◆ ENUNCIADO DO EXERCÍCIO
Escreva a continuação do trecho sobre o balanço da política externa brasileira, começando logo após a última frase apresentada.

◆ TRECHO FORNECIDO

Com a África: grande expansão do comércio, dos investimentos e das ações das empresas brasileiras de engenharia em obras importantes; expansão da rede diplomática; cooperação técnica, educacional e humanitária, com destaque para o papel da Embrapa e para a instalação de fábrica de retrovirais em Moçambique; apoio africano às posições brasileiras nas negociações internacionais, em particular no contexto da reforma das Nações Unidas e na tentativa de expansão do Conselho de Segurança; e a organização da primeira conferência de chefes de estado entre países da África e da América do Sul (ASA).
Com a Ásia: aproximação com a China, que se tornou o principal parceiro comercial do Brasil; expansão das exportações brasileiras para todos os países asiáticos; constituição do BRICS, que Pinheiro Guimarães vê como o principal fenômeno geopolítico do século XXI; criação do Banco dos BRICS e celebração do Arranjo Contingente de Reservas; criação do IBAS, agrupamento formado por Índia, Brasil e África do Sul, voltado para cooperação em terceiros países; conquista de apoios asiáticos ao pleito brasileiro a um assento permanente no Conselho de Segurança.
Com a União Europeia: estabelecimento de acordo de parceria estratégica, instrumento celebrado pela UE com pouquíssimos países, entre eles a China. Com a França: programa de construção de submarino com propulsão nuclear e de submarinos convencionais. Com a Suécia: programa de compra de aviões Grippen, com transferência de tecnologia.
Com o Oriente Próximo: busca de permanente equilíbrio nas relações entre o Brasil e Israel, por um lado, e entre o Brasil e os países árabes e o mundo islâmico, por tabela, por outro; o reconhecimento da Autoridade Palestina como estado; a organização da I conferência de chefes de estado de países da América do Sul com os países árabes; e o acordo entre o Irã, a Turquia e o Brasil sobre o programa nuclear iraniano. Sabotado pelos Estados Unidos e parceiros europeus, o acordo teve depois sua importância reconhecida, inclusive à luz do alcançado pelo Irã com o P5+1 (os cinco do Conselho de Segurança, mais a Alemanha), faz pouco denunciado por Trump.
Com os Estados Unidos, a relação foi marcada pela rejeição da ALCA, uma das mais importantes decisões na história da diplomacia brasileira, e pelo episódio de espionagem contra a presidenta da República e a Petrobras, que levou a afastamento entre o Brasília e Washington. Ainda assim, a cooperação foi aprofundada com vistas a terceiro países. Um exemplo, o fomento à produção de etanol na América Central. Na visão defendida por Samuel Pinheiro Guimarães, as relações do Brasil com os Estados Unidos são de tal forma densas que não necessitam de especial fomento. Fluíam por “canais tradicionais”, havendo clareza quanto a o que o ex-Secretário Geral do Itamaraty chama de “respeitosa e recíproca divergência em certos temas, como ALCA e a mudança do clima. Também divergentes no que se refere ao Iraque, à Líbia e à Síria”.
Com o FMI, e com isso encerro o balanço, pagamos a dívida contraída, o que levou à cessação dos mecanismos de supervisão das políticas brasileiras por técnicos daquela organização. Mais adiante, o Brasil inclusive concedeu empréstimo ao Fundo.

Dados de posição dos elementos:

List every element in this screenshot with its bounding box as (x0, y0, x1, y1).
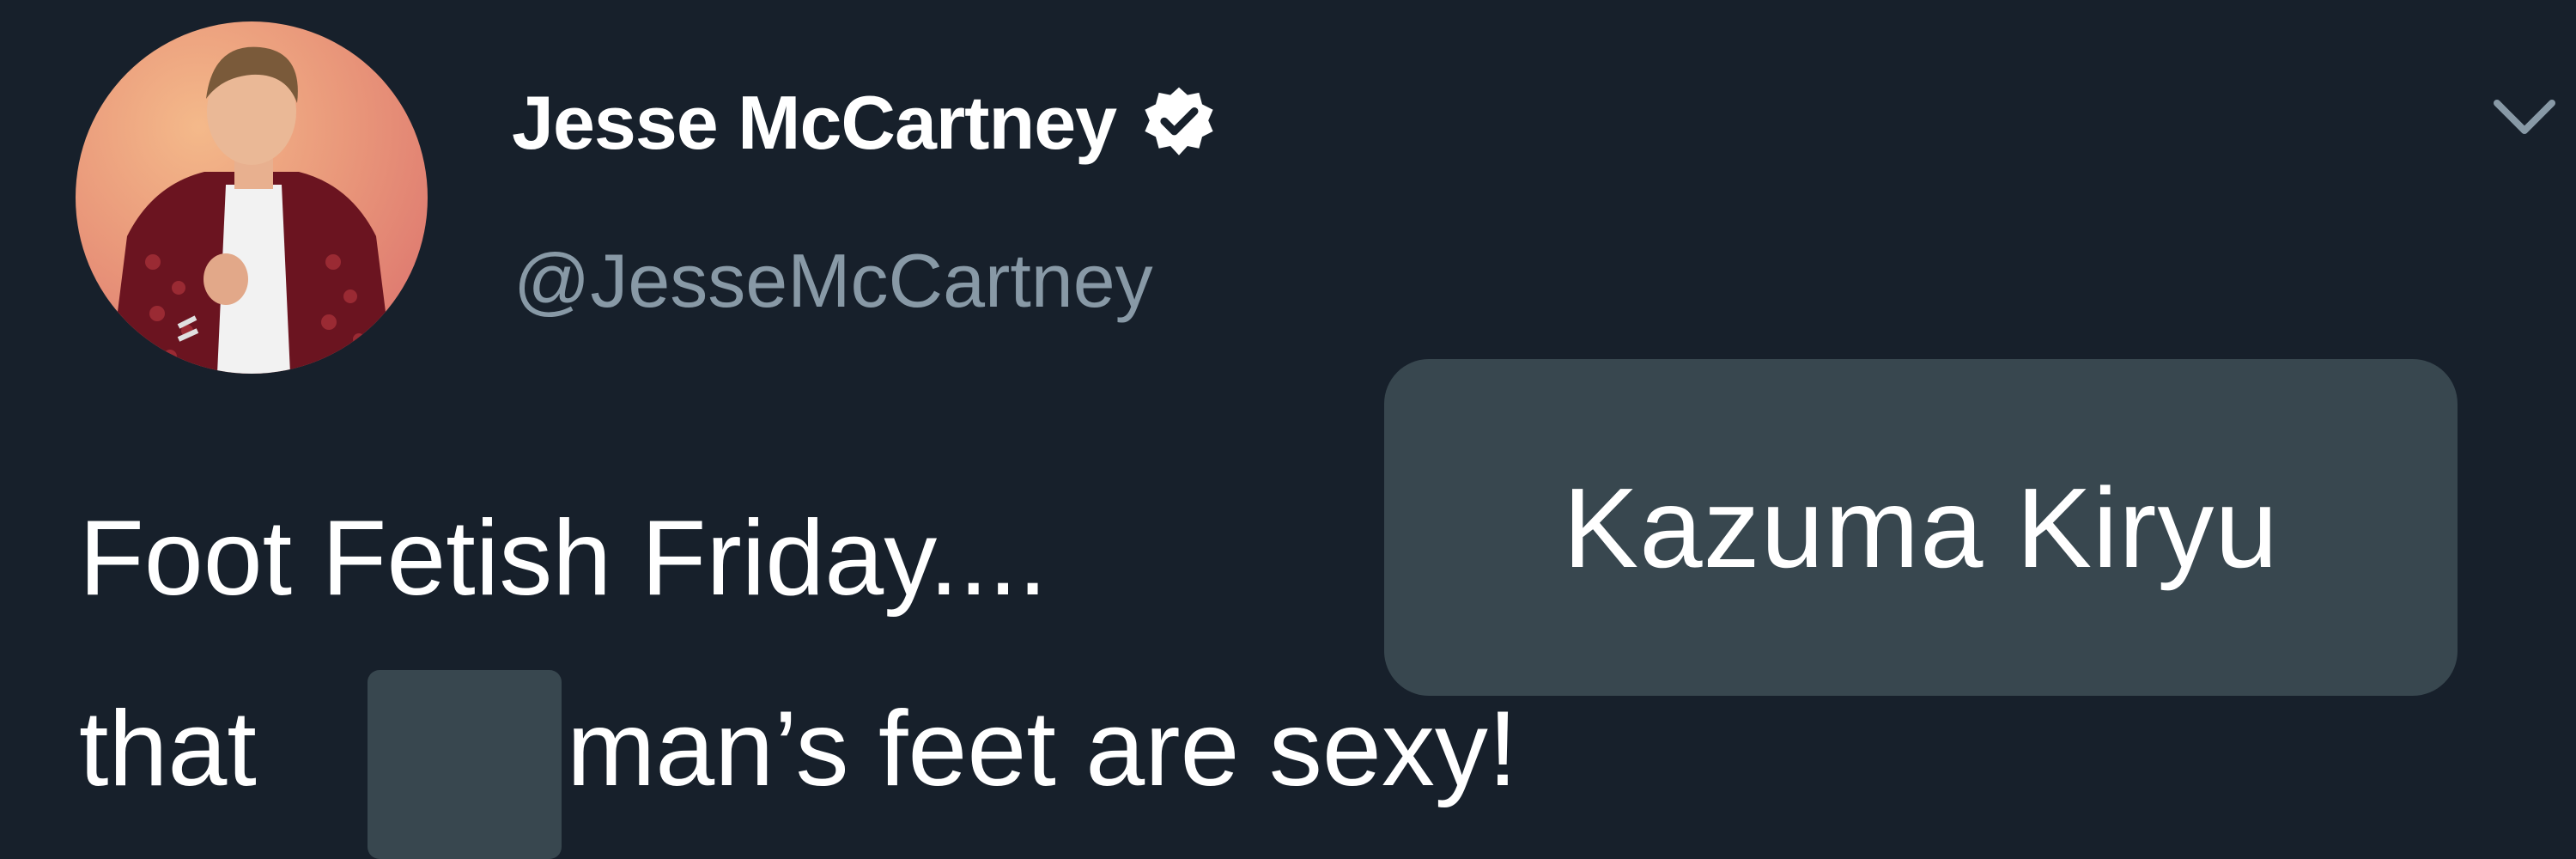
chevron-down-icon[interactable] (2490, 93, 2559, 144)
avatar[interactable] (76, 21, 428, 374)
verified-badge-icon (1140, 84, 1218, 161)
tweet-text-line-2-end: man’s feet are sexy! (567, 690, 1518, 808)
tweet-card: Jesse McCartney @JesseMcCartney Foot Fet… (0, 0, 2576, 859)
overlay-label-box: Kazuma Kiryu (1384, 359, 2458, 696)
overlay-label-text: Kazuma Kiryu (1563, 464, 2279, 591)
user-handle[interactable]: @JesseMcCartney (513, 237, 1153, 325)
tweet-text-line-2-start: that (79, 690, 257, 808)
redaction-box (368, 670, 562, 859)
display-name[interactable]: Jesse McCartney (512, 79, 1117, 167)
display-name-row[interactable]: Jesse McCartney (512, 76, 1218, 170)
tweet-text-line-1: Foot Fetish Friday.... (79, 499, 1048, 618)
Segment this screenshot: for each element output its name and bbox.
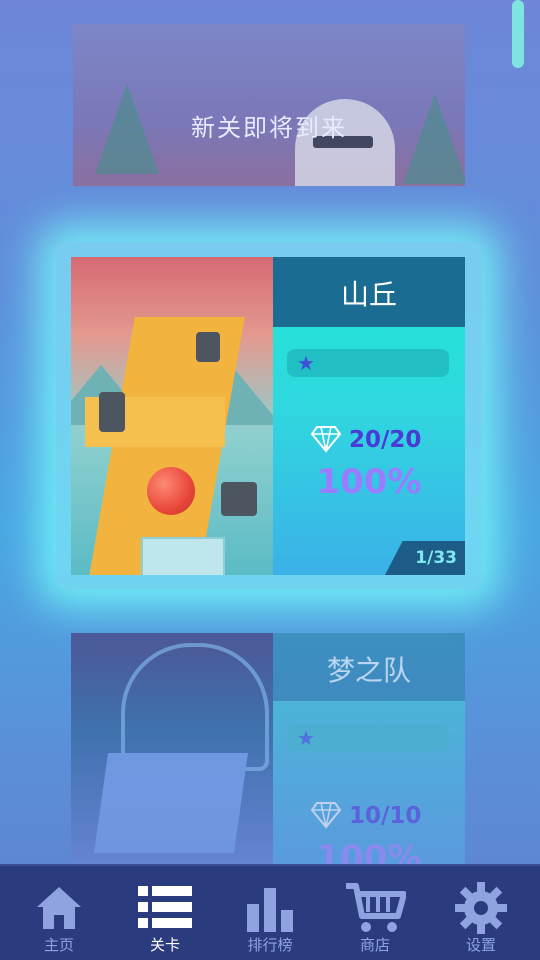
bottom-nav: 主页 关卡 排行榜 商店 设置 (0, 864, 540, 960)
nav-label: 关卡 (149, 936, 180, 954)
hammer-obstacle (221, 482, 257, 516)
cart-icon (321, 880, 429, 936)
home-icon (5, 880, 113, 936)
gem-count: 20/20 (349, 427, 422, 453)
gear-icon (427, 880, 535, 936)
nav-leaderboard[interactable]: 排行榜 (216, 866, 324, 960)
star-icon: ★ (297, 726, 315, 750)
star-icon: ★ (297, 351, 315, 375)
level-title: 梦之队 (326, 654, 411, 687)
level-index-tag: 1/33 (385, 541, 465, 575)
coming-soon-title: 新关即将到来 (191, 114, 347, 142)
nav-shop[interactable]: 商店 (321, 866, 429, 960)
completion-percent: 100% (316, 462, 422, 502)
scrollbar[interactable] (512, 0, 524, 68)
gem-count: 10/10 (349, 803, 422, 829)
level-title: 山丘 (340, 278, 397, 311)
nav-home[interactable]: 主页 (5, 866, 113, 960)
level-thumbnail (71, 257, 273, 575)
level-index: 1/33 (415, 548, 457, 568)
dome-decoration (121, 643, 269, 771)
list-icon (111, 880, 219, 936)
nav-label: 排行榜 (247, 936, 293, 954)
level-card-current[interactable]: 山丘 ★ 20/20 100% 1/33 (71, 257, 465, 575)
level-info-panel: 梦之队 ★ 10/10 100% (273, 633, 465, 873)
nav-label: 设置 (465, 936, 496, 954)
level-thumbnail (71, 633, 273, 873)
level-header: 山丘 (273, 257, 465, 327)
track-path (93, 753, 249, 853)
nav-label: 主页 (43, 936, 74, 954)
nav-settings[interactable]: 设置 (427, 866, 535, 960)
level-card-next[interactable]: 梦之队 ★ 10/10 100% (71, 633, 465, 873)
hammer-obstacle (196, 332, 220, 362)
nav-label: 商店 (359, 936, 390, 954)
glass-tile (141, 537, 225, 575)
diamond-icon (311, 801, 341, 829)
bar-chart-icon (216, 880, 324, 936)
level-info-panel: 山丘 ★ 20/20 100% 1/33 (273, 257, 465, 575)
level-header: 梦之队 (273, 633, 465, 701)
hammer-obstacle (99, 392, 125, 432)
ball-image (147, 467, 195, 515)
nav-levels[interactable]: 关卡 (111, 866, 219, 960)
diamond-icon (311, 425, 341, 453)
coming-soon-card: 新关即将到来 (73, 24, 465, 186)
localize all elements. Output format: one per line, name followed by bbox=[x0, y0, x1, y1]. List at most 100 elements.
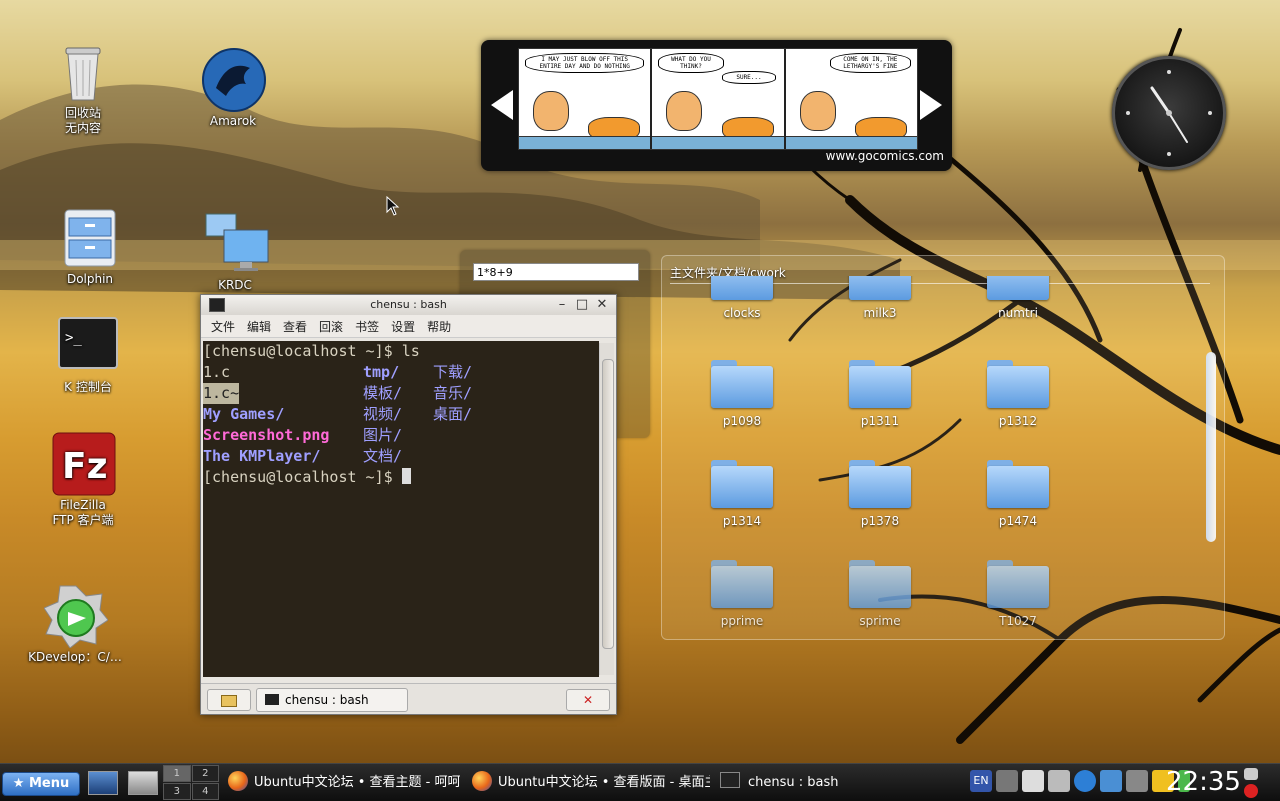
folder-view-widget: 主文件夹/文档/cwork clocks milk3 numtri p1098 … bbox=[661, 255, 1225, 640]
pager-desktop-2[interactable]: 2 bbox=[191, 765, 219, 782]
pager-desktop-3[interactable]: 3 bbox=[163, 783, 191, 800]
ls-entry: 下载/ bbox=[433, 363, 473, 381]
folder-item[interactable]: p1311 bbox=[820, 360, 940, 428]
pager-desktop-4[interactable]: 4 bbox=[191, 783, 219, 800]
folder-icon bbox=[849, 360, 911, 408]
task-firefox-1[interactable]: Ubuntu中文论坛 • 查看主题 - 呵呵， bbox=[228, 770, 460, 796]
menu-file[interactable]: 文件 bbox=[205, 318, 241, 335]
minimize-icon[interactable]: – bbox=[554, 297, 570, 313]
folder-item[interactable]: p1312 bbox=[958, 360, 1078, 428]
logout-icon[interactable] bbox=[1244, 784, 1258, 798]
desktop-icon-krdc[interactable]: KRDC bbox=[180, 212, 290, 293]
new-tab-button[interactable] bbox=[207, 689, 251, 711]
comic-strip: I MAY JUST BLOW OFF THIS ENTIRE DAY AND … bbox=[518, 48, 918, 150]
folder-item[interactable]: pprime bbox=[682, 560, 802, 628]
terminal-icon bbox=[720, 772, 740, 788]
folder-icon bbox=[987, 560, 1049, 608]
desktop-icon-label: FTP 客户端 bbox=[52, 513, 114, 527]
terminal-tab[interactable]: chensu : bash bbox=[256, 688, 408, 712]
task-terminal[interactable]: chensu : bash bbox=[720, 770, 870, 796]
firefox-icon bbox=[472, 771, 492, 791]
analog-clock-widget bbox=[1112, 56, 1226, 170]
folder-item[interactable]: p1314 bbox=[682, 460, 802, 528]
firefox-icon bbox=[228, 771, 248, 791]
menu-help[interactable]: 帮助 bbox=[421, 318, 457, 335]
folder-item[interactable]: clocks bbox=[682, 276, 802, 320]
close-icon[interactable]: ✕ bbox=[594, 297, 610, 313]
terminal-window: chensu : bash – □ ✕ 文件 编辑 查看 回滚 书签 设置 帮助… bbox=[200, 294, 617, 715]
prompt: [chensu@localhost ~]$ bbox=[203, 468, 402, 486]
lock-icon[interactable] bbox=[1244, 768, 1258, 780]
close-tab-button[interactable]: ✕ bbox=[566, 689, 610, 711]
notes-icon[interactable] bbox=[1048, 770, 1070, 792]
task-firefox-2[interactable]: Ubuntu中文论坛 • 查看版面 - 桌面主 bbox=[472, 770, 710, 796]
desktop-icon-label: Dolphin bbox=[66, 272, 114, 286]
taskbar-clock[interactable]: 22:35 bbox=[1166, 764, 1241, 801]
folder-item[interactable]: T1027 bbox=[958, 560, 1078, 628]
folder-icon bbox=[987, 360, 1049, 408]
maximize-icon[interactable]: □ bbox=[574, 297, 590, 313]
desktop-icon-dolphin[interactable]: Dolphin bbox=[35, 206, 145, 287]
desktop-icon-label: K 控制台 bbox=[64, 380, 112, 394]
show-desktop-icon[interactable] bbox=[88, 771, 118, 795]
desktop-icon-label: KRDC bbox=[218, 278, 252, 292]
menu-bookmarks[interactable]: 书签 bbox=[349, 318, 385, 335]
folder-item[interactable]: p1098 bbox=[682, 360, 802, 428]
calculator-input[interactable] bbox=[473, 263, 639, 281]
mouse-pointer-icon bbox=[386, 196, 400, 216]
text-cursor bbox=[401, 468, 411, 484]
ls-entry: 模板/ bbox=[363, 384, 403, 402]
ls-entry: 1.c bbox=[203, 363, 231, 381]
storage-icon[interactable] bbox=[1126, 770, 1148, 792]
pager-desktop-1[interactable]: 1 bbox=[163, 765, 191, 782]
volume-icon[interactable] bbox=[996, 770, 1018, 792]
menu-settings[interactable]: 设置 bbox=[385, 318, 421, 335]
keyboard-layout-icon[interactable]: EN bbox=[970, 770, 992, 792]
star-icon: ★ bbox=[12, 776, 25, 791]
desktop-icon-label: KDevelop：C/… bbox=[28, 650, 122, 664]
menu-view[interactable]: 查看 bbox=[277, 318, 313, 335]
menu-scrollback[interactable]: 回滚 bbox=[313, 318, 349, 335]
close-tab-icon: ✕ bbox=[582, 693, 594, 707]
network-icon[interactable] bbox=[1100, 770, 1122, 792]
folder-icon bbox=[849, 276, 911, 300]
terminal-screen[interactable]: [chensu@localhost ~]$ ls 1.c tmp/ 下载/ 1.… bbox=[203, 341, 599, 677]
desktop-icon-label: Amarok bbox=[209, 114, 257, 128]
start-menu-button[interactable]: ★ Menu bbox=[2, 772, 80, 796]
next-arrow-icon[interactable] bbox=[920, 90, 942, 120]
desktop-icon-kdevelop[interactable]: KDevelop：C/… bbox=[20, 584, 130, 665]
menu-edit[interactable]: 编辑 bbox=[241, 318, 277, 335]
folder-icon bbox=[711, 560, 773, 608]
folder-item[interactable]: p1474 bbox=[958, 460, 1078, 528]
comic-source-link[interactable]: www.gocomics.com bbox=[826, 149, 944, 163]
ls-entry: 桌面/ bbox=[433, 405, 473, 423]
folder-grid: clocks milk3 numtri p1098 p1311 p1312 p1… bbox=[662, 276, 1222, 636]
updates-icon[interactable] bbox=[1074, 770, 1096, 792]
file-cabinet-icon bbox=[59, 206, 121, 268]
previous-arrow-icon[interactable] bbox=[491, 90, 513, 120]
desktop-icon-trash[interactable]: 回收站 无内容 bbox=[28, 40, 138, 136]
desktop-icon-konsole[interactable]: >_ K 控制台 bbox=[33, 314, 143, 395]
system-tray: EN bbox=[970, 770, 1190, 796]
folder-icon bbox=[849, 560, 911, 608]
scrollbar-thumb[interactable] bbox=[602, 359, 614, 649]
clipboard-icon[interactable] bbox=[1022, 770, 1044, 792]
folder-item[interactable]: p1378 bbox=[820, 460, 940, 528]
speech-bubble: I MAY JUST BLOW OFF THIS ENTIRE DAY AND … bbox=[525, 53, 645, 73]
desktop-icon-filezilla[interactable]: Fz FileZilla FTP 客户端 bbox=[28, 432, 138, 528]
desktop-icon-amarok[interactable]: Amarok bbox=[178, 48, 288, 129]
terminal-icon bbox=[265, 694, 279, 705]
folder-view-scrollbar[interactable] bbox=[1206, 352, 1216, 542]
svg-text:Fz: Fz bbox=[62, 446, 108, 487]
comic-strip-widget: I MAY JUST BLOW OFF THIS ENTIRE DAY AND … bbox=[481, 40, 952, 171]
folder-item[interactable]: sprime bbox=[820, 560, 940, 628]
window-titlebar[interactable]: chensu : bash – □ ✕ bbox=[201, 295, 616, 315]
folder-icon bbox=[711, 360, 773, 408]
folder-item[interactable]: numtri bbox=[958, 276, 1078, 320]
window-list-icon[interactable] bbox=[128, 771, 158, 795]
terminal-menubar: 文件 编辑 查看 回滚 书签 设置 帮助 bbox=[201, 315, 616, 338]
terminal-scrollbar[interactable] bbox=[599, 343, 614, 675]
folder-item[interactable]: milk3 bbox=[820, 276, 940, 320]
folder-icon bbox=[987, 276, 1049, 300]
folder-icon bbox=[711, 276, 773, 300]
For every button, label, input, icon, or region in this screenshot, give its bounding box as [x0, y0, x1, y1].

◆ RESPOSTA ESPERADA
Os governos de Dilma Rousseff
Quando se compara a política externa de Lula com a conduzida por Dilma, observam-se diferenças de ênfase e outras, mas de nenhuma forma registra-se ruptura. Surgem, as diferenças, como variantes que apontam para uma continuidade básica. Importante não ignorar que esse gênero de exercício também indica que a política externa realizada durante o período Dilma sinaliza alguma fragilização, certa desaceleração, evidente perda de ritmo e perceptível introversão.
A crise externa e interna – e aqui a distinção entre o externo e o interno se mostra quão precária de fato é diante do fluxo do real – tem muito a ver com essa mudança de tom, de diapasão, de intensidade ao longo do período Dilma. Isso levou, inclusive, a que laços de cooperação com a América do Sul também tendessem a se limitar. Nesse contexto, por igual, o enfraquecimento da diplomacia presidencial revelou-se fator inibitório, bem assim como a queda no número de encontros e de entendimentos bilaterais de alto nível.
O mesmo padrão também se manifestou com respeito ao relacionamento com os países africanos e asiáticos, à medida que as atenções do governo passaram a se centrar mais e mais na crítica situação econômica e política interna. Ainda assim, a criação do Banco dos BRICS e a assinatura do Arranjo Contingente de Reservas, bem como a participação brasileira no Banco Asiático de Investimentos, foram lances de grande porte. A contribuição brasileira, em cada caso, relevante.
Positivas, por igual, as eleições de José Graziano para dirigir a FAO; e a de Roberto Azevêdo para Diretor-Geral da OMC. A realização no Brasil, apesar de todos os pesares, de megaeventos como o Mundial de Futebol e os Jogos Olímpicos indicava a aumentada capacidade do país de atuar de maneira decisiva em várias esferas.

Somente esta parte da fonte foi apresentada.